Instructions to follow — Return the number of lines holding "Einzahlung", with nothing added.

[Collected data]

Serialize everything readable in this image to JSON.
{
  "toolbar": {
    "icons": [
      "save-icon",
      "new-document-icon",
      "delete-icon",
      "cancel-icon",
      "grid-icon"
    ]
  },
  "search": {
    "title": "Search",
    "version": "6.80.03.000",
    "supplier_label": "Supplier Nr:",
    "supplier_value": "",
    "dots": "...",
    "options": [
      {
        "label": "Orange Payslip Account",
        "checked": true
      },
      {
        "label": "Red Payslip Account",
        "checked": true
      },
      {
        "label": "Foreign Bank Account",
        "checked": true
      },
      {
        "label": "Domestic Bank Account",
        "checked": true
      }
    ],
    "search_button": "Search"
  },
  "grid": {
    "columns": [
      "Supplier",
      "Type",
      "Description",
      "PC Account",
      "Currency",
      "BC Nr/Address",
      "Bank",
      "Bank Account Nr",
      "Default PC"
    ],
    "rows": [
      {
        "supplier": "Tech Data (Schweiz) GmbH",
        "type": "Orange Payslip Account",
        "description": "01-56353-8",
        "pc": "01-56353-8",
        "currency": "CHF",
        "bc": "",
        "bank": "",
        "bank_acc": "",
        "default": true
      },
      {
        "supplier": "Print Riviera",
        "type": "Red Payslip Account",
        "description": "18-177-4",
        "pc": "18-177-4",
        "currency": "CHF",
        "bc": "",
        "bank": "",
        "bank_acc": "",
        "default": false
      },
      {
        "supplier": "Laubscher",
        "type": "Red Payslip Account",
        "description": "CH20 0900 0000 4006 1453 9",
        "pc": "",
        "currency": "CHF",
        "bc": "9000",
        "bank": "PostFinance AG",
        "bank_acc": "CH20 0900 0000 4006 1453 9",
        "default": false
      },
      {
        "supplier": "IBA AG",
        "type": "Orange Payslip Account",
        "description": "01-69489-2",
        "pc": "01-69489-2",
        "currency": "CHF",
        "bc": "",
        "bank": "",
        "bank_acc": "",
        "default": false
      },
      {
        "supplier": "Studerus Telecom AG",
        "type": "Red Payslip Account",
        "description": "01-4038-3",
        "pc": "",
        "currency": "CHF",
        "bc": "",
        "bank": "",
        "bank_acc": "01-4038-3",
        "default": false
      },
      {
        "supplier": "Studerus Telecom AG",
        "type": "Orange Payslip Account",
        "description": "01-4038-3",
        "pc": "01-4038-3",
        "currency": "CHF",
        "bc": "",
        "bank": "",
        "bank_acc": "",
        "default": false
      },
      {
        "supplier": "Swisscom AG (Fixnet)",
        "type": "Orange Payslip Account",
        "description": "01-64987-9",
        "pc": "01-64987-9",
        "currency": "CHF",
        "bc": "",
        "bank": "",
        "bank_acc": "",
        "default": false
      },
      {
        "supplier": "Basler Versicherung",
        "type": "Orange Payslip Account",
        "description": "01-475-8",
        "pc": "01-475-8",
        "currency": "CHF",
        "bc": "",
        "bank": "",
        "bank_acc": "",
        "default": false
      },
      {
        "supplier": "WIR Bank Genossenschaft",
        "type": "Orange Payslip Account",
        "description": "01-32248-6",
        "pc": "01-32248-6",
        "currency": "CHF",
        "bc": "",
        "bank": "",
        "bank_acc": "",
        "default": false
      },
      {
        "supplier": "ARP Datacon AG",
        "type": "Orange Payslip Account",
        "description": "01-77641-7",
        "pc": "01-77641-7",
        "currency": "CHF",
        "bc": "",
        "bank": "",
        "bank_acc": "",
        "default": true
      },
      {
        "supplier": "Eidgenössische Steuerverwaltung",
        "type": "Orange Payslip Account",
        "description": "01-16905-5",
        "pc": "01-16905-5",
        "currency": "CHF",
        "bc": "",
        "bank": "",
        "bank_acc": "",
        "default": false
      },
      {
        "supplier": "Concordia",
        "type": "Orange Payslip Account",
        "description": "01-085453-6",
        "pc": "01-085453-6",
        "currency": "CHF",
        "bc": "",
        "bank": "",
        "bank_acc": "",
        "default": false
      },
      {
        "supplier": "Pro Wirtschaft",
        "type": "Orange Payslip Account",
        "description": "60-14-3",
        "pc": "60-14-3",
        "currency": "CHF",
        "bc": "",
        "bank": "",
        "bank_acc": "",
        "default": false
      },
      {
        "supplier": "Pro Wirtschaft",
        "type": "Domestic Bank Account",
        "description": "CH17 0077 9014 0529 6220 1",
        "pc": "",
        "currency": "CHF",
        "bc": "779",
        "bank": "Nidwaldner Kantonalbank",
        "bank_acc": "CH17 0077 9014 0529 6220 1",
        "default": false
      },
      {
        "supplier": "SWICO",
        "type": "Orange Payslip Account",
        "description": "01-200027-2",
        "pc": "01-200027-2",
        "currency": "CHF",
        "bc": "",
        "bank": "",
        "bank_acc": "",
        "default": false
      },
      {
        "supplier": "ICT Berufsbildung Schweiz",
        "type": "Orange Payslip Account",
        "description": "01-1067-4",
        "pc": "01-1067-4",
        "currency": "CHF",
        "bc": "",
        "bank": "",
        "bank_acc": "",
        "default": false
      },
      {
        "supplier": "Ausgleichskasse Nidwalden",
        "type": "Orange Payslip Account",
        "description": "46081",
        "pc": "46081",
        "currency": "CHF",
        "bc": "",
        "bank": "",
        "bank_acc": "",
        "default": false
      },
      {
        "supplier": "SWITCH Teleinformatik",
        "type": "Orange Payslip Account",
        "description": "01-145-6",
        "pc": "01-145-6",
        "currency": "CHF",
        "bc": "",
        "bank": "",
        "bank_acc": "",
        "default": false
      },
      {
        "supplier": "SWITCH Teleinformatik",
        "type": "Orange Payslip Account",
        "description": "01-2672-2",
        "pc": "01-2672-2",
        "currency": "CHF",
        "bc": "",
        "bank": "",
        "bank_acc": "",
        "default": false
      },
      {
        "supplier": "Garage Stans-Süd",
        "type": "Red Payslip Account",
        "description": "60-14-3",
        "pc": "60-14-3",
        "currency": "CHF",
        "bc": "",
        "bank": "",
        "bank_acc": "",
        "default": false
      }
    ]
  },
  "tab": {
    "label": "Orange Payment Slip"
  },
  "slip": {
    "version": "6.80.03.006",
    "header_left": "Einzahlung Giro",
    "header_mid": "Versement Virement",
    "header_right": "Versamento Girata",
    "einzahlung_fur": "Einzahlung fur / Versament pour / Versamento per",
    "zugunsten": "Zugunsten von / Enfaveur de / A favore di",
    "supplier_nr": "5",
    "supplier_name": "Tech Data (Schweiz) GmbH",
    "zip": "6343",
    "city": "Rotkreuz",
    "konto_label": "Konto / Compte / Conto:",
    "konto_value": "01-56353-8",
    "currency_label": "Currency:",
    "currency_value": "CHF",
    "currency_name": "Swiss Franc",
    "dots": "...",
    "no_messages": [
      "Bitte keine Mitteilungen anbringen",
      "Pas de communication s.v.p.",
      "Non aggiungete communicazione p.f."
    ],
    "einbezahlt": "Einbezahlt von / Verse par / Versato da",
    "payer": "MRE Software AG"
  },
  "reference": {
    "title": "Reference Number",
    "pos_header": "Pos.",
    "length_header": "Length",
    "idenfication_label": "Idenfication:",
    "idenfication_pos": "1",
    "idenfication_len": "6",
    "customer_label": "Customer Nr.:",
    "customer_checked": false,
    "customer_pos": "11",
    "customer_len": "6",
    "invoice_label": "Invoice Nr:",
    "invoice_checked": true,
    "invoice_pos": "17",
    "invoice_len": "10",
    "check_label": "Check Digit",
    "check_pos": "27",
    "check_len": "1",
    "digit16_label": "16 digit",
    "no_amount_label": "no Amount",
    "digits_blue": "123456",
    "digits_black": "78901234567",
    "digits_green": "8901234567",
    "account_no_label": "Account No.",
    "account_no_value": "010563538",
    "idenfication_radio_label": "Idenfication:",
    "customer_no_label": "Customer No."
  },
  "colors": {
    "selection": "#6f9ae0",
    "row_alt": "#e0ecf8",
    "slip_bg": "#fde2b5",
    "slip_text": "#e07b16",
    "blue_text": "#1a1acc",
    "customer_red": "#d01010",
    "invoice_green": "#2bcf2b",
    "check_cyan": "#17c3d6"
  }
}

Worked solution — 2